**Exercise task**:
Extract every line below that contains the word "Wellesley".
>> START
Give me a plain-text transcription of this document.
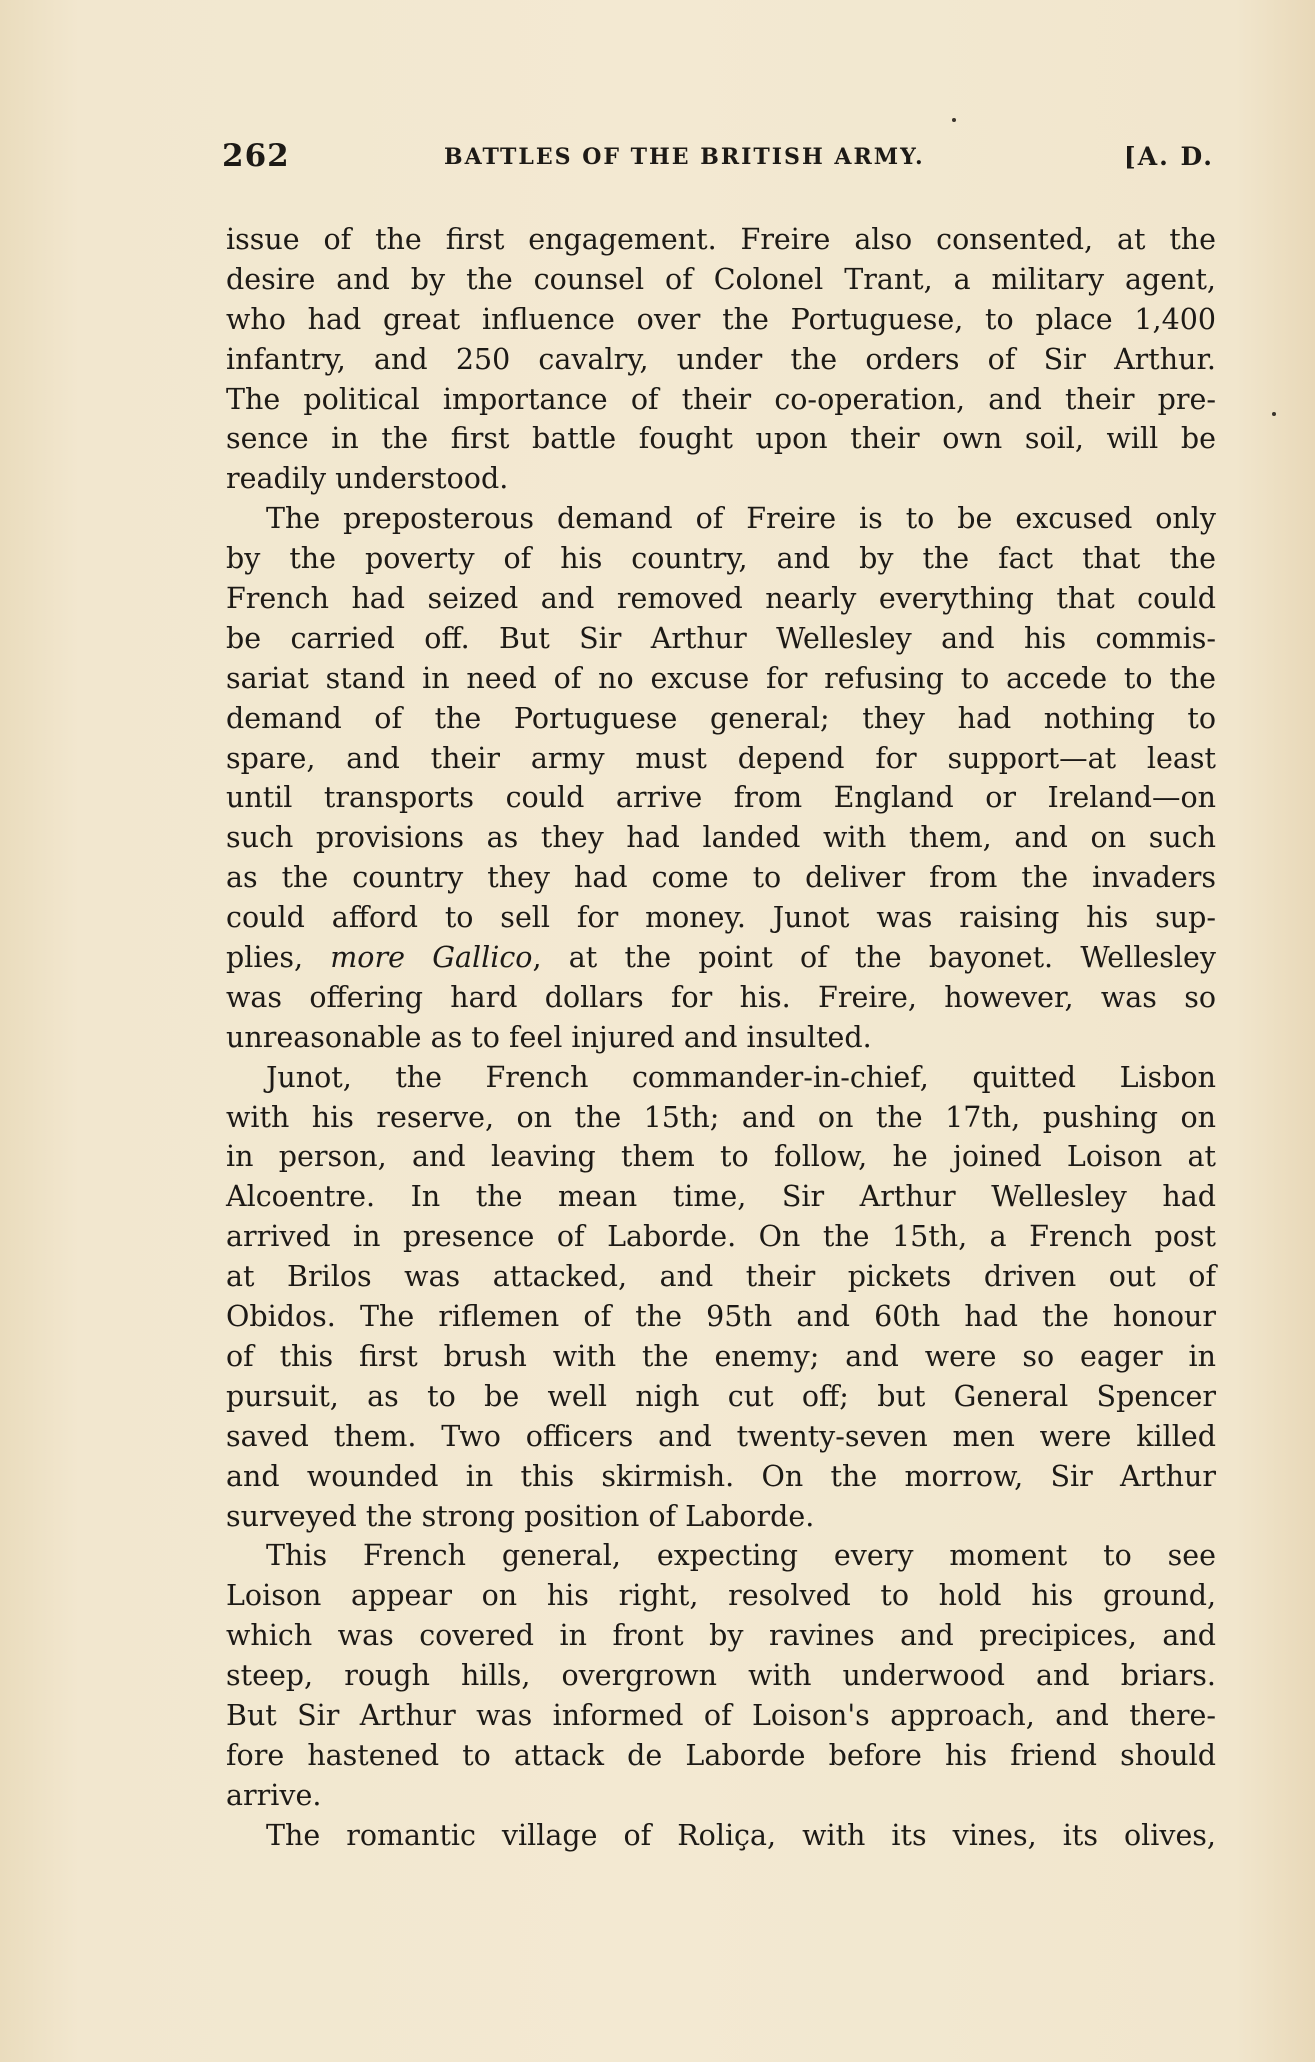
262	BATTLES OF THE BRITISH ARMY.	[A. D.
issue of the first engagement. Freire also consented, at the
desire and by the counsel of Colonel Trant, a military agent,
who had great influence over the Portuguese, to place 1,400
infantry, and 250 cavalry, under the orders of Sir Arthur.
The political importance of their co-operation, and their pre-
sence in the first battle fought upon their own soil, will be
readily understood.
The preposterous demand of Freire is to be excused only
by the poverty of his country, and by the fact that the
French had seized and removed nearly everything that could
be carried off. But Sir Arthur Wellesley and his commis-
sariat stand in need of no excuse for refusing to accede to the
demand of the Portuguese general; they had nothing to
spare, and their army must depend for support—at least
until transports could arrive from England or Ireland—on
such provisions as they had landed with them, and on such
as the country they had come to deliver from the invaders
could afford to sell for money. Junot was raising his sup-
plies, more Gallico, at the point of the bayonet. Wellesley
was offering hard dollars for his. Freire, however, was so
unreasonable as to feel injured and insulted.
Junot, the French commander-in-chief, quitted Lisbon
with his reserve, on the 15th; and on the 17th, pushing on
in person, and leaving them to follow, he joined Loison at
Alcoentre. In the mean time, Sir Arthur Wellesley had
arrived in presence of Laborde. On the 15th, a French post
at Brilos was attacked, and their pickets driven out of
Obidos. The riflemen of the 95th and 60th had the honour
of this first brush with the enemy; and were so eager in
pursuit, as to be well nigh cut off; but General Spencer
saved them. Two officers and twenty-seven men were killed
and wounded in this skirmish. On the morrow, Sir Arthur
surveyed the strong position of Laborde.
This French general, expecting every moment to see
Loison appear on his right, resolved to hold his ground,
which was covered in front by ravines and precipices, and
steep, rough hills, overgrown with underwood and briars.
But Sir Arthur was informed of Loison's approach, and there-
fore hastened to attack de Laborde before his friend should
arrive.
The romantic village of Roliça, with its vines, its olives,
>> END
**Result for this exercise**:
be carried off. But Sir Arthur Wellesley and his commis-
plies, more Gallico, at the point of the bayonet. Wellesley
Alcoentre. In the mean time, Sir Arthur Wellesley had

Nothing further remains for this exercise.